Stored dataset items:

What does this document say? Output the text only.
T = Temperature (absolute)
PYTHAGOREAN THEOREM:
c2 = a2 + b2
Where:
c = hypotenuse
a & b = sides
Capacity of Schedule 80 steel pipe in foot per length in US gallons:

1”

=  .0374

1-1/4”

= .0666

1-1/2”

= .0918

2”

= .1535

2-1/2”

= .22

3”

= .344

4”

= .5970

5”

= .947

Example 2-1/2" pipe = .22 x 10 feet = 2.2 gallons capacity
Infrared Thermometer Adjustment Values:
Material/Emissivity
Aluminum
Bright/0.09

Direction -
Show all lines above holding "pipe".

Task output -
Capacity of Schedule 80 steel pipe in foot per length in US gallons:
Example 2-1/2" pipe = .22 x 10 feet = 2.2 gallons capacity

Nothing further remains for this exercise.